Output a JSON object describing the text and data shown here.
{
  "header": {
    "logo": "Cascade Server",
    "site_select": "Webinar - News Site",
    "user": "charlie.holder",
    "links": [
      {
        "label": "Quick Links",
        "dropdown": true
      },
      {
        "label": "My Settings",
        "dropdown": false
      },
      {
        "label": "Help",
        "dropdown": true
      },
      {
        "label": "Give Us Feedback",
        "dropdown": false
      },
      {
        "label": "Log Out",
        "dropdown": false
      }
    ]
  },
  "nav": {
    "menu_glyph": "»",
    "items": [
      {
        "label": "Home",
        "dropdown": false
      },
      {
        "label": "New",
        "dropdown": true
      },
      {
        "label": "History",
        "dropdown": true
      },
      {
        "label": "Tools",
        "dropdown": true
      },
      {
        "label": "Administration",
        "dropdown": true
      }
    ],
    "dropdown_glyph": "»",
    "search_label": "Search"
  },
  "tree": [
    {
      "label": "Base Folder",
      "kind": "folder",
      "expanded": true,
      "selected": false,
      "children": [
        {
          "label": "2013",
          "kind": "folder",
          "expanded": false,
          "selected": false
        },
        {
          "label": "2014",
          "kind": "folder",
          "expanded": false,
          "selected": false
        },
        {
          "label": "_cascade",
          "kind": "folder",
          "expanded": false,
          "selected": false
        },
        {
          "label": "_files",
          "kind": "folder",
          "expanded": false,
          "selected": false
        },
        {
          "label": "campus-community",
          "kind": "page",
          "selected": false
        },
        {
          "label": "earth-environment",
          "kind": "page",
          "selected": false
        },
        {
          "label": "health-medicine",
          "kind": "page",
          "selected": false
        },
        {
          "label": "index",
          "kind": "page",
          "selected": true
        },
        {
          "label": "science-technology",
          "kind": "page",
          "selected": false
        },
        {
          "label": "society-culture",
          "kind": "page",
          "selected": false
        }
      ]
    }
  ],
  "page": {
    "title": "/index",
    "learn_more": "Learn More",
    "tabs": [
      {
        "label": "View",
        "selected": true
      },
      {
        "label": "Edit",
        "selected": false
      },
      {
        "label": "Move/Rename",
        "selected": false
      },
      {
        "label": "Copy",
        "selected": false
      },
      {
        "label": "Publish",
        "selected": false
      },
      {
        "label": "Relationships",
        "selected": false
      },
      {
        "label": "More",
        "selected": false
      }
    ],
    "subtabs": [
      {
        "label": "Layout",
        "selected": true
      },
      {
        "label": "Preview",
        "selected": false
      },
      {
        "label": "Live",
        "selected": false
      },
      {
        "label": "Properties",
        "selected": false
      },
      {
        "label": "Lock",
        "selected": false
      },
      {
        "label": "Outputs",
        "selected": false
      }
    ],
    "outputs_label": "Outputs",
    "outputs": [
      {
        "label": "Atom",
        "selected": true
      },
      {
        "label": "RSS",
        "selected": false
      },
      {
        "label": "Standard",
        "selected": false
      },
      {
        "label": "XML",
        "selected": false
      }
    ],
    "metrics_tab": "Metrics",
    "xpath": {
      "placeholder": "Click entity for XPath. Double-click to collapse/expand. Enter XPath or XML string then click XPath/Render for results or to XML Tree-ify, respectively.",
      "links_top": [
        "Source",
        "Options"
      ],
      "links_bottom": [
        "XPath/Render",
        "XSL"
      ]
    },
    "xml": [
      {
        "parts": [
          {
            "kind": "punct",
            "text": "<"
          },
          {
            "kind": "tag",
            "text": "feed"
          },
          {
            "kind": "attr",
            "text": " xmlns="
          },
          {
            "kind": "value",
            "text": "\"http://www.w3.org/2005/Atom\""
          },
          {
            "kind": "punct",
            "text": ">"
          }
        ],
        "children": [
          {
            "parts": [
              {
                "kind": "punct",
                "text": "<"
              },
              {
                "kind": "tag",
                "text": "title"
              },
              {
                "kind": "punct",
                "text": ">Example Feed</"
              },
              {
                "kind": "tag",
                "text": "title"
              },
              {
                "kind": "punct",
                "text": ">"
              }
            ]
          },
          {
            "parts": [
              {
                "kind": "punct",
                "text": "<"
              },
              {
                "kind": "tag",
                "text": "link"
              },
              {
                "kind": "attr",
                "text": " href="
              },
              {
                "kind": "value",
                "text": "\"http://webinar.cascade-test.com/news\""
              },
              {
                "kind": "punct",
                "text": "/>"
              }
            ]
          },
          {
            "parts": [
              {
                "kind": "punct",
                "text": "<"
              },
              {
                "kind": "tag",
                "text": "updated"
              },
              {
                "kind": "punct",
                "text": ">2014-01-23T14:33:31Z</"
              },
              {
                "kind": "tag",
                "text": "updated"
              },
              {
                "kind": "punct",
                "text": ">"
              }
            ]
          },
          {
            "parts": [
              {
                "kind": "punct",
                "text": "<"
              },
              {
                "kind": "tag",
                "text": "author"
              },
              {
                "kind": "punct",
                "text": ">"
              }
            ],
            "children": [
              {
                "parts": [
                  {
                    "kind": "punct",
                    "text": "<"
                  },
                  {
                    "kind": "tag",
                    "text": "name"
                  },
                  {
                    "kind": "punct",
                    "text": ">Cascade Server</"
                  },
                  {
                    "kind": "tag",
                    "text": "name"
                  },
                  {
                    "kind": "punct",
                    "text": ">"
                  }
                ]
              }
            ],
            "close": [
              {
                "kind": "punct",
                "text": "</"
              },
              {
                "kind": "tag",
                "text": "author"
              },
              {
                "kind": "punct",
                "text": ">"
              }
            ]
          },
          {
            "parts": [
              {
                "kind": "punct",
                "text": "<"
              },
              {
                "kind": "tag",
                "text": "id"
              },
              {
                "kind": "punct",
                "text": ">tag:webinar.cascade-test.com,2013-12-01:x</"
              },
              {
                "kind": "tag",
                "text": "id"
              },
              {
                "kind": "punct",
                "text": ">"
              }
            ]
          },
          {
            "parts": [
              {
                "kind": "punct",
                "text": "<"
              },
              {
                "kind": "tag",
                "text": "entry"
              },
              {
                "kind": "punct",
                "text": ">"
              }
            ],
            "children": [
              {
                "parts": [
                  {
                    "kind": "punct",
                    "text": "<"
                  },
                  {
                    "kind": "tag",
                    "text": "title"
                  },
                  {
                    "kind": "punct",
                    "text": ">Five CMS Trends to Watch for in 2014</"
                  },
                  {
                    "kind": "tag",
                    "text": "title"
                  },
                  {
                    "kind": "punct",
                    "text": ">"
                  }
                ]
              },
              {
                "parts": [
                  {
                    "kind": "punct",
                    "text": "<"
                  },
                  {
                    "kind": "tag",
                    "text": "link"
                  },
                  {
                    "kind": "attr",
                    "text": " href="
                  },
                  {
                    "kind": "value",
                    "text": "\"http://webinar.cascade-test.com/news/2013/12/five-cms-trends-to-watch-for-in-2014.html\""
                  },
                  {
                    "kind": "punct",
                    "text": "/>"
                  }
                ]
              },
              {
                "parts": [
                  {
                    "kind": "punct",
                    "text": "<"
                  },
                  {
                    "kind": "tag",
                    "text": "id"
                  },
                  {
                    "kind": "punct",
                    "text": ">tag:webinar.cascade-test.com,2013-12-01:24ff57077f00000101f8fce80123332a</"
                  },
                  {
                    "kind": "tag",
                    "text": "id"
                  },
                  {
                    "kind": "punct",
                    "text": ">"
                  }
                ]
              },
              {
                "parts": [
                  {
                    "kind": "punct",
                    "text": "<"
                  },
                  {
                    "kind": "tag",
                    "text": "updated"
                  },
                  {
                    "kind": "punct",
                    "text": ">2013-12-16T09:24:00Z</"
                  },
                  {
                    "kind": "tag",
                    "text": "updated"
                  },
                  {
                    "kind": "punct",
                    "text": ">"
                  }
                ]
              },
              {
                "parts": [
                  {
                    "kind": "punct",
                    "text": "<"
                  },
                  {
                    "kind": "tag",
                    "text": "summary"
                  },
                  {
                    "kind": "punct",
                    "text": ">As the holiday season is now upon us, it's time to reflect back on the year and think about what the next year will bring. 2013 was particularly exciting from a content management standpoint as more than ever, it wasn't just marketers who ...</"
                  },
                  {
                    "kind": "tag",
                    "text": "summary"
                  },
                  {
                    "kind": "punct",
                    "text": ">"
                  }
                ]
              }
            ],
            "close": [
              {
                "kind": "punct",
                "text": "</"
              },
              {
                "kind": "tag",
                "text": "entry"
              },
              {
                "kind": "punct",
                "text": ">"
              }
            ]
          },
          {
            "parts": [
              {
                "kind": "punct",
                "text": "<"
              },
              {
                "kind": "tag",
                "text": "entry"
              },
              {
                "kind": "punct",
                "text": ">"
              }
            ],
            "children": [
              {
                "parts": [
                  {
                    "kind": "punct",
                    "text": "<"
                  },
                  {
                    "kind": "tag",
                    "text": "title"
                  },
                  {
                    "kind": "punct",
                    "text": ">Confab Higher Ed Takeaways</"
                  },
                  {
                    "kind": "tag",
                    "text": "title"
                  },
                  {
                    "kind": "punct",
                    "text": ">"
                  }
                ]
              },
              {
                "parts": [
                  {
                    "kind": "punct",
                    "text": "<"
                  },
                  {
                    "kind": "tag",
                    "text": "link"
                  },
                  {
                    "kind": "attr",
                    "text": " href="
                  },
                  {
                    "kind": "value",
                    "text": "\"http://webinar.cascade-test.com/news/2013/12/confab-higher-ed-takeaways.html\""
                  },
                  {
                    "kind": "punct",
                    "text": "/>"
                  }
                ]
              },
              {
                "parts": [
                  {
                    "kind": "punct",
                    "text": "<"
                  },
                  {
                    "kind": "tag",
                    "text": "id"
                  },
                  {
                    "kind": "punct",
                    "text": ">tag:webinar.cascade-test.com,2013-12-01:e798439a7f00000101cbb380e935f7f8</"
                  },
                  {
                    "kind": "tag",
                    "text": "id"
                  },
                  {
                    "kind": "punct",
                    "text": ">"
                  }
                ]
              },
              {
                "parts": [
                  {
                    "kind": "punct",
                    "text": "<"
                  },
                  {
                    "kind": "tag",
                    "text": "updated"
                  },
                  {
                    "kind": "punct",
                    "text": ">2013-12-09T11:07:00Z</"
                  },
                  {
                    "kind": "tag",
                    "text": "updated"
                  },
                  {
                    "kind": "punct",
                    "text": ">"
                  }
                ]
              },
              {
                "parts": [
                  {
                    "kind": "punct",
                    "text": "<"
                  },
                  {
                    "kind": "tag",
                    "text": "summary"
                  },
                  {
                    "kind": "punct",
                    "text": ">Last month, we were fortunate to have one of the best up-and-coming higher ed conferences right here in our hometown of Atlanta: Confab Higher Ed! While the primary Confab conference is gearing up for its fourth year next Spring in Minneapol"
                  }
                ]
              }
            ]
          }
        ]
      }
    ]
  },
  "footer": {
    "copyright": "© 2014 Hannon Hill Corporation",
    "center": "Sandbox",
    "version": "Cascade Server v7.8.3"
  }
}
^^^^
__INSTRUCTIONS TO FOLLOW__
Return a copy of every line that includes the word "attr".

__ANSWER TO THIS PROBLEM__
            "kind": "attr",
                "kind": "attr",
                    "kind": "attr",
                    "kind": "attr",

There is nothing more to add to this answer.